Data supplied.
## BEGIN

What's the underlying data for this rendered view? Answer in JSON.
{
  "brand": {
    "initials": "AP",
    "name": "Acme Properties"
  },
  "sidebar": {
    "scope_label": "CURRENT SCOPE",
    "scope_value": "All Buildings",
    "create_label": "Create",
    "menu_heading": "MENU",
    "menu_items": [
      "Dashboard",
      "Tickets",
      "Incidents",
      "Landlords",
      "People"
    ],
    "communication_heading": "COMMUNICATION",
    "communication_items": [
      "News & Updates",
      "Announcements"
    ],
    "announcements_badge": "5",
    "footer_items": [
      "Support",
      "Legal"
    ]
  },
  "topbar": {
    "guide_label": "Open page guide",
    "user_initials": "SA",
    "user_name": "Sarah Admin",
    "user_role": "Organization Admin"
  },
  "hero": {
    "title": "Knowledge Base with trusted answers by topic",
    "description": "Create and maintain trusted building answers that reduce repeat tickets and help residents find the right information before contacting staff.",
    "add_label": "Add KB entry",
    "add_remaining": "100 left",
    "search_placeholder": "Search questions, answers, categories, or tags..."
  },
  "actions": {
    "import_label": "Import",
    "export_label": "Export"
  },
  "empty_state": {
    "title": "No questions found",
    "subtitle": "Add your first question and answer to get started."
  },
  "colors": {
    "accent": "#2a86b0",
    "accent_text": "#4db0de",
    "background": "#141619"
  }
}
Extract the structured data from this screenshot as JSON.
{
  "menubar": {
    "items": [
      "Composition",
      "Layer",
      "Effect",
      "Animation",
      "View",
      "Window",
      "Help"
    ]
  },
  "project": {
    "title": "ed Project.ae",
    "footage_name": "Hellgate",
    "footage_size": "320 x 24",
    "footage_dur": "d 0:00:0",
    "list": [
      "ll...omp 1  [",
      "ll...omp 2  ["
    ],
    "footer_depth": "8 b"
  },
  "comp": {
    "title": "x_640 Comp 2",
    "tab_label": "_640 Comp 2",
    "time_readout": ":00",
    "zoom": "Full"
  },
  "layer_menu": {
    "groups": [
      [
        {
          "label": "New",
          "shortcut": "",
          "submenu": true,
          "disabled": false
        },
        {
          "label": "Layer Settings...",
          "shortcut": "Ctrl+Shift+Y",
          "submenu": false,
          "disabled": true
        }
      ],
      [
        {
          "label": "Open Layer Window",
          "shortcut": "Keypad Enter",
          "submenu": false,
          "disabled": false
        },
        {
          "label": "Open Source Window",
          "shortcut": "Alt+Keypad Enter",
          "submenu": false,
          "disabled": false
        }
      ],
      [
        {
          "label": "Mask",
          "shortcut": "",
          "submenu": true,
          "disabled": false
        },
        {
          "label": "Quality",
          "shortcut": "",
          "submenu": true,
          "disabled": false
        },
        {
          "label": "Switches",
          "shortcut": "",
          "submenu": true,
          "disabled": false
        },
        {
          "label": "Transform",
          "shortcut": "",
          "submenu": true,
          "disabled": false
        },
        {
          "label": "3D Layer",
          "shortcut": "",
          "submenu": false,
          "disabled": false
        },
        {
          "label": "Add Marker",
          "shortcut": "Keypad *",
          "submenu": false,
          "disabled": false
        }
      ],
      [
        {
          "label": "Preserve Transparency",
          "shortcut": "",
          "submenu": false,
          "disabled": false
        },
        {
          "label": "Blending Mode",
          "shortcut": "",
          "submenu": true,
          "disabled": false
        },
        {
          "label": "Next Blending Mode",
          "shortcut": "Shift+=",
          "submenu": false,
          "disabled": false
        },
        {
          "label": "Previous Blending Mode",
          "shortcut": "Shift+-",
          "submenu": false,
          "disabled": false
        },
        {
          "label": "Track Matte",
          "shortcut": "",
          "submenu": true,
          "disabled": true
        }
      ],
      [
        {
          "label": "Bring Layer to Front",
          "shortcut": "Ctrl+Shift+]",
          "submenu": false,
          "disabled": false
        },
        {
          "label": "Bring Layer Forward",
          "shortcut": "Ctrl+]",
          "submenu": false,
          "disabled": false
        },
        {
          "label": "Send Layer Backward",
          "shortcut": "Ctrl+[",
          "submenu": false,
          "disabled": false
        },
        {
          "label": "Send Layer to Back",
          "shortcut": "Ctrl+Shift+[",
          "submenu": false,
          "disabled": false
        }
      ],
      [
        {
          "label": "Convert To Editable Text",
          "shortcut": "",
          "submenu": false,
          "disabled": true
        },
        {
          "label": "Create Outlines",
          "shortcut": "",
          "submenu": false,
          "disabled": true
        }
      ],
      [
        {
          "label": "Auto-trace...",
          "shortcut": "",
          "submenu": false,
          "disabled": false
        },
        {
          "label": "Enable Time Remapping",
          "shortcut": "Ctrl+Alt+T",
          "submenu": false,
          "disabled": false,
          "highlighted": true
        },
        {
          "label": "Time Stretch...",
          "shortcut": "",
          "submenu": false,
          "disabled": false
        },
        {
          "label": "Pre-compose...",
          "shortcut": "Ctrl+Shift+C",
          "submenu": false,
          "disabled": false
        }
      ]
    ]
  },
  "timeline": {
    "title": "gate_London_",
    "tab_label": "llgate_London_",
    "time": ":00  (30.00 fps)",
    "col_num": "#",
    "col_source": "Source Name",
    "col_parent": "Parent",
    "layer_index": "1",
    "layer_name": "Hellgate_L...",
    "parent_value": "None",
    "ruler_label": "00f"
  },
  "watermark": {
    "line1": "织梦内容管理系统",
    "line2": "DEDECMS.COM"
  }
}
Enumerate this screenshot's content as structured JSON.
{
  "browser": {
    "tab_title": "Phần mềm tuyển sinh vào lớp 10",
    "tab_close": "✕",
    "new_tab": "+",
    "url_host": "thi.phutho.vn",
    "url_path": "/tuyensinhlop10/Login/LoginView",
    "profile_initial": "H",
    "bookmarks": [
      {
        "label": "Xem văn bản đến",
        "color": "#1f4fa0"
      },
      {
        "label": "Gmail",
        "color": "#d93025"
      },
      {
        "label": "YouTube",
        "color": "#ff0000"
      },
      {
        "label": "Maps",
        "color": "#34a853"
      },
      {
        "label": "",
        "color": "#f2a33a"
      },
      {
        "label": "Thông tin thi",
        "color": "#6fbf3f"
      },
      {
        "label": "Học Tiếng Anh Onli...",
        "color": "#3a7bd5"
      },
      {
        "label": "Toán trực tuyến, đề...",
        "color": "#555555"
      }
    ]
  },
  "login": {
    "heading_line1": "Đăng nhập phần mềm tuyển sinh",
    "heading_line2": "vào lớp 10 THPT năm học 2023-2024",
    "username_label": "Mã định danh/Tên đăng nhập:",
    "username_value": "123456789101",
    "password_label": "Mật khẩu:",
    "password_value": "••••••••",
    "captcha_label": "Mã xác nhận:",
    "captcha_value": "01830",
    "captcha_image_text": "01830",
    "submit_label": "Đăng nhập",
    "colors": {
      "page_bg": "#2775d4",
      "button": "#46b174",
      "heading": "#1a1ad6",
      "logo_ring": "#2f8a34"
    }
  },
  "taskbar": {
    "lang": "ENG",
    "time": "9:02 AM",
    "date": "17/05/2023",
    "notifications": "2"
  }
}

## END

Problem to solve. Filter the records above for lines containing the word "Open", and copy those lines.

Result of the exercise.
    "guide_label": "Open page guide",
          "label": "Open Layer Window",
          "label": "Open Source Window",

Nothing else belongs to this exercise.